REQUIREMENT: Copy each line of the data below in which the word "opération" can be found.

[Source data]
···

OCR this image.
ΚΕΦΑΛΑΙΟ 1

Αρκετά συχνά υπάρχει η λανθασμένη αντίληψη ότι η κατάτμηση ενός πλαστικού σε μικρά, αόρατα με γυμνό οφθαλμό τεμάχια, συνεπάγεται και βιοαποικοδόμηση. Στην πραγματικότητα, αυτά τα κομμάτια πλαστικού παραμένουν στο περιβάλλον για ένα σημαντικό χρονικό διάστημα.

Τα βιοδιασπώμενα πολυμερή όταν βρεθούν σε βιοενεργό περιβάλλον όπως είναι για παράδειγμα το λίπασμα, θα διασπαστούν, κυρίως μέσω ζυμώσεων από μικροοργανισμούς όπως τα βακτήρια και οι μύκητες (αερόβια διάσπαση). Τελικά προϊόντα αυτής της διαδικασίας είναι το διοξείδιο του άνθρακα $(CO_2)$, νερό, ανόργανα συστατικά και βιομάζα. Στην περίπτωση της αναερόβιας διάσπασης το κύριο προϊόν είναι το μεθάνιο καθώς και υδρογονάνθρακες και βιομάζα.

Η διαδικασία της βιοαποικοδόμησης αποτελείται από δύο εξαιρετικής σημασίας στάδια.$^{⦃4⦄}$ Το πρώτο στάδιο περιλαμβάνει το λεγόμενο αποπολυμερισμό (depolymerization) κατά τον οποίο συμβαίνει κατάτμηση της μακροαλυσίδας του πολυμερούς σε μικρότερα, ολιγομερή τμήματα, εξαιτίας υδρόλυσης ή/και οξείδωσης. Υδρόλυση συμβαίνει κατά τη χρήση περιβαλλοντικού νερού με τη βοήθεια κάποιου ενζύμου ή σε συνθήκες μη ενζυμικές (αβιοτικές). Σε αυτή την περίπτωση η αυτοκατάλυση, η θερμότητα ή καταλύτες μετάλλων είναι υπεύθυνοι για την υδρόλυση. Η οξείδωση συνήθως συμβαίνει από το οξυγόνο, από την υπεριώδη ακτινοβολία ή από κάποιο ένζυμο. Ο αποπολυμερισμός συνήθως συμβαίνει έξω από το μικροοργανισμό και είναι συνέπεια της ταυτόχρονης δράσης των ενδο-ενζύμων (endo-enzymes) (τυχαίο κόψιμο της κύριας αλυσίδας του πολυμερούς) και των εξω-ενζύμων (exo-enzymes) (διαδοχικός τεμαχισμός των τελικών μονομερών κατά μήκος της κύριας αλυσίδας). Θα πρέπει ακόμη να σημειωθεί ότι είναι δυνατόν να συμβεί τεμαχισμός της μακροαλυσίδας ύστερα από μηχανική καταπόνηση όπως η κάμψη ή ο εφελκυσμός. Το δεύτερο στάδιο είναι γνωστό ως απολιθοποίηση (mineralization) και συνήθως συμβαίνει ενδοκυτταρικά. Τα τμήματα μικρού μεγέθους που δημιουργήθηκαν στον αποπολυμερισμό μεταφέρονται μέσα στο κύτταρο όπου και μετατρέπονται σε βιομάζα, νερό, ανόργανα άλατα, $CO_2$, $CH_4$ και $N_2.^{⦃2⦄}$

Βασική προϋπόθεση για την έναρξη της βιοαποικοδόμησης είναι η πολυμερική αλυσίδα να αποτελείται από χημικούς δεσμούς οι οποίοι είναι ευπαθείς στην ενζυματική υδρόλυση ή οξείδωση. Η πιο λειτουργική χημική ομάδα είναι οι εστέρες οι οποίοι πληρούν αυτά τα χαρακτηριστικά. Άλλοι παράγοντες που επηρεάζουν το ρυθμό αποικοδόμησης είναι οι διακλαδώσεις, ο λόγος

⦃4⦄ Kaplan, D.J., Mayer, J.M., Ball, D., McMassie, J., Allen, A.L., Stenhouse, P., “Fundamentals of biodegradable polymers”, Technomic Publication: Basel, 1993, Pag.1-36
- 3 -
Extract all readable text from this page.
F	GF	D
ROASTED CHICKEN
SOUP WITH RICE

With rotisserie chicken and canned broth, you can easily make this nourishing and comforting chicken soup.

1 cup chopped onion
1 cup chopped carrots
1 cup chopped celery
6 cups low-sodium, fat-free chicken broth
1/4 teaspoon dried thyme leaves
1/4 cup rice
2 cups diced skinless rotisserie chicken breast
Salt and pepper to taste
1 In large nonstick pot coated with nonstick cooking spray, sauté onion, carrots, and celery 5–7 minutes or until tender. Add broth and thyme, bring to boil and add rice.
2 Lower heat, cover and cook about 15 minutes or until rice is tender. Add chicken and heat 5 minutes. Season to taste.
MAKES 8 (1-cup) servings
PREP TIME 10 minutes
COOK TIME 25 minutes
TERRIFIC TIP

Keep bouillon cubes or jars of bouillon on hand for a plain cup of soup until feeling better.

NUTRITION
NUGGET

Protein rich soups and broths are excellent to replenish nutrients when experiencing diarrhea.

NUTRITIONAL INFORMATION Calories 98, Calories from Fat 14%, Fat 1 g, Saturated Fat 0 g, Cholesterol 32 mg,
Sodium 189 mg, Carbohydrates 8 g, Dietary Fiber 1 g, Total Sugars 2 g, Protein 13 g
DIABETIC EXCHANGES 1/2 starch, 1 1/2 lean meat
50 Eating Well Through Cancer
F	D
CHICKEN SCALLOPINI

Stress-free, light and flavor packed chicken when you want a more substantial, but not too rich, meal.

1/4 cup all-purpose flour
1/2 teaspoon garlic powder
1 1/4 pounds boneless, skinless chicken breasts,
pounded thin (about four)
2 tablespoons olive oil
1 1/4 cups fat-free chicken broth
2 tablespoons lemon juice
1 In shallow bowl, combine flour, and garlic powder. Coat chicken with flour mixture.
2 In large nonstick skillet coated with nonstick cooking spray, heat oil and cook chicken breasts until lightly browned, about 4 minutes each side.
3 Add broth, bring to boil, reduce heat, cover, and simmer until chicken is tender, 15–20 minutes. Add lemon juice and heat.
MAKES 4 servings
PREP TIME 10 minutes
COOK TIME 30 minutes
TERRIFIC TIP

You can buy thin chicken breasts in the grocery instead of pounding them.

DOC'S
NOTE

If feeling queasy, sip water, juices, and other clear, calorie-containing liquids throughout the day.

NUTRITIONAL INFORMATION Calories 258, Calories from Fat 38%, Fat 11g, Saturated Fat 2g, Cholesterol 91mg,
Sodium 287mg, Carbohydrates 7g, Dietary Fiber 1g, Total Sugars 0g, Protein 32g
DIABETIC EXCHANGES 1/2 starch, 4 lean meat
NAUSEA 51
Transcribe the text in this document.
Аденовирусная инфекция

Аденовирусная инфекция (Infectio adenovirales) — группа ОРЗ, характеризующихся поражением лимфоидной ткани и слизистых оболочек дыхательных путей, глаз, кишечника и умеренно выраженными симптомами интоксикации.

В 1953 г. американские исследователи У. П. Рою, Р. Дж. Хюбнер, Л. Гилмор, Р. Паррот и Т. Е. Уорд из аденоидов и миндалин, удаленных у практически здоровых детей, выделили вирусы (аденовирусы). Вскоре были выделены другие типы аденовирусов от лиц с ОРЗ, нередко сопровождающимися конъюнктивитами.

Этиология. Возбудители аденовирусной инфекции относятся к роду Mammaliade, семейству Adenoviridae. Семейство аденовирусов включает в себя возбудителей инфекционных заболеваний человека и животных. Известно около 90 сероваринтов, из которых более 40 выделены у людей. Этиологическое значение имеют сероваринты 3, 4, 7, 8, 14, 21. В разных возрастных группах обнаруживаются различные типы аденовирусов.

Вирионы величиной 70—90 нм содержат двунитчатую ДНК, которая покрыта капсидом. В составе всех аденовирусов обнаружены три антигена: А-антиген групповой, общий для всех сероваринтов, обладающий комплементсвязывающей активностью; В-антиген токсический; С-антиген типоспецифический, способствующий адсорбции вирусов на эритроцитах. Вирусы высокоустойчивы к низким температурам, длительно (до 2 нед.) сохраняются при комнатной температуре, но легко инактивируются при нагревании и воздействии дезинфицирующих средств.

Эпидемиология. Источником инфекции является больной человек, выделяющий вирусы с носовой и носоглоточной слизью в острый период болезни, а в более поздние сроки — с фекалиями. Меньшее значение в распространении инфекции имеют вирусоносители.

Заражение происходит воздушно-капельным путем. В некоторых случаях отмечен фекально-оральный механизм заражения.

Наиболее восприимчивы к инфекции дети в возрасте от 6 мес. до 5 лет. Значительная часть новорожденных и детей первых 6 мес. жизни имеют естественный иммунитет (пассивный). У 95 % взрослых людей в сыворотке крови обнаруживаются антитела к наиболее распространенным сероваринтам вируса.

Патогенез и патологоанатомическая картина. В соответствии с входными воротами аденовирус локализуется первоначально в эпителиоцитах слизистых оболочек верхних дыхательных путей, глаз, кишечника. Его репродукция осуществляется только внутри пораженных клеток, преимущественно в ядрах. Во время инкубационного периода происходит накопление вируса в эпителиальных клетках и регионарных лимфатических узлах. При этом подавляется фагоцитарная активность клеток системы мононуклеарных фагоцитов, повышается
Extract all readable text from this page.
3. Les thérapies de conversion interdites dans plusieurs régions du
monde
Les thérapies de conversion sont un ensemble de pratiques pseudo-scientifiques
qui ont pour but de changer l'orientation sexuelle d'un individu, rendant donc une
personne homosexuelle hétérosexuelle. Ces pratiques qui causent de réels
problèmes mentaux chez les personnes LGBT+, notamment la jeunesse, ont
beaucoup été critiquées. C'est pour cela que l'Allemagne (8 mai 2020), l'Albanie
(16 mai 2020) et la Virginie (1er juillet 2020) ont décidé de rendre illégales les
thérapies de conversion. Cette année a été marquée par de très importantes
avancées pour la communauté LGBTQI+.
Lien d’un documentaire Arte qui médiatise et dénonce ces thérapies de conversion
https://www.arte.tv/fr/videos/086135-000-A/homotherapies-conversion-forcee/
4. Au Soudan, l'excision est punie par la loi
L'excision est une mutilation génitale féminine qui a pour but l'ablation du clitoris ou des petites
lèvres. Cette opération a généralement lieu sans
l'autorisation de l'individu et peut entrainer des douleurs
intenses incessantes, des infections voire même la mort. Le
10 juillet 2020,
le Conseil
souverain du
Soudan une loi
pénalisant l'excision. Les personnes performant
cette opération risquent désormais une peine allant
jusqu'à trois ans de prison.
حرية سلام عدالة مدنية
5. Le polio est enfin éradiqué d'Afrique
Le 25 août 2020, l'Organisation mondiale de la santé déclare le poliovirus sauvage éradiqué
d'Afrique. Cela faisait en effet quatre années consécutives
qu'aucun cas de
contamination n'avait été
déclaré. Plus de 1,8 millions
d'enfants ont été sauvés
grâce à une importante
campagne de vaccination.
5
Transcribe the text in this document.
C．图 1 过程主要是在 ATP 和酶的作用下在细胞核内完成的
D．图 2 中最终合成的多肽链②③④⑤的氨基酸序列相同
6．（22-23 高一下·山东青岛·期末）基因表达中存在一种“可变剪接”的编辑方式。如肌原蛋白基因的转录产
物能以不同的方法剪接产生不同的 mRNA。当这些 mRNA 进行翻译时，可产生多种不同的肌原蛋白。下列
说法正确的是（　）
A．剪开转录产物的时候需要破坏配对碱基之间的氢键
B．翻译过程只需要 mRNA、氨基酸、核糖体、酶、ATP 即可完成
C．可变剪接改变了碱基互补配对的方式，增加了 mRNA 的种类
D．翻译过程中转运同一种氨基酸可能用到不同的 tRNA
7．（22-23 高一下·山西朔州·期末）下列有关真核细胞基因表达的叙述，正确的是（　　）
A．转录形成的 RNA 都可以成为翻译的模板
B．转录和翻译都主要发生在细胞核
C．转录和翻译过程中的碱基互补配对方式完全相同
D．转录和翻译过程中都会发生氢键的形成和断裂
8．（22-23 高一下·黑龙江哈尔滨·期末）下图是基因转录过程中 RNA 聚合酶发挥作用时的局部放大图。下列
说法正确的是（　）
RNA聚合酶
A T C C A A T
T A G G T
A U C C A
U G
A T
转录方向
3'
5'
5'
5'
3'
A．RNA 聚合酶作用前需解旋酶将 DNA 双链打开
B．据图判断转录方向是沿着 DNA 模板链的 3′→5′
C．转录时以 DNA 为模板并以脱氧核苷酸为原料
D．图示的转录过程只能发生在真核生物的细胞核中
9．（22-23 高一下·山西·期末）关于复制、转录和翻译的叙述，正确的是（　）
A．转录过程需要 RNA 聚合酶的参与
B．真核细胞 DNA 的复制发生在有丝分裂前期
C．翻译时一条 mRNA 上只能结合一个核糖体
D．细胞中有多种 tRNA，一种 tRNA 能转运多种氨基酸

···

ANSWER TO THE EXERCISE:
lèvres. Cette opération a généralement lieu sans
cette opération risquent désormais une peine allant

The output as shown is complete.